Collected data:
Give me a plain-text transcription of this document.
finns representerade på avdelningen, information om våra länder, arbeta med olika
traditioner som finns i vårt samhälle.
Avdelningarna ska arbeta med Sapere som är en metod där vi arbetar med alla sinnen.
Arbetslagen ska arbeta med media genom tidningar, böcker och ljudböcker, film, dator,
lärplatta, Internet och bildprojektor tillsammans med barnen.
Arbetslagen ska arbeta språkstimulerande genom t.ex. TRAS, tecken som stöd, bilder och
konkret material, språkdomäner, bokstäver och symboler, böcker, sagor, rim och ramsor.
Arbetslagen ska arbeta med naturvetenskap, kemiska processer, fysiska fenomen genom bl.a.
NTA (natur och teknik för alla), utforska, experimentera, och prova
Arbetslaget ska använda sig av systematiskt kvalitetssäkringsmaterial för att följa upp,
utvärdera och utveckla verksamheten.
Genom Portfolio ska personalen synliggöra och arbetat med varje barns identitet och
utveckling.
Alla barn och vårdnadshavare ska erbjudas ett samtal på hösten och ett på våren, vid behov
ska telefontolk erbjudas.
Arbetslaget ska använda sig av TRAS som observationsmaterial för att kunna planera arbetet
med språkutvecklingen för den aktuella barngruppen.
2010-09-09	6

■ WORK ITEM
Which lines of the data include the string "använda"? Copy each of them.

■ RESPONSE FOR THIS EXERCISE
Arbetslaget ska använda sig av systematiskt kvalitetssäkringsmaterial för att följa upp,
Arbetslaget ska använda sig av TRAS som observationsmaterial för att kunna planera arbetet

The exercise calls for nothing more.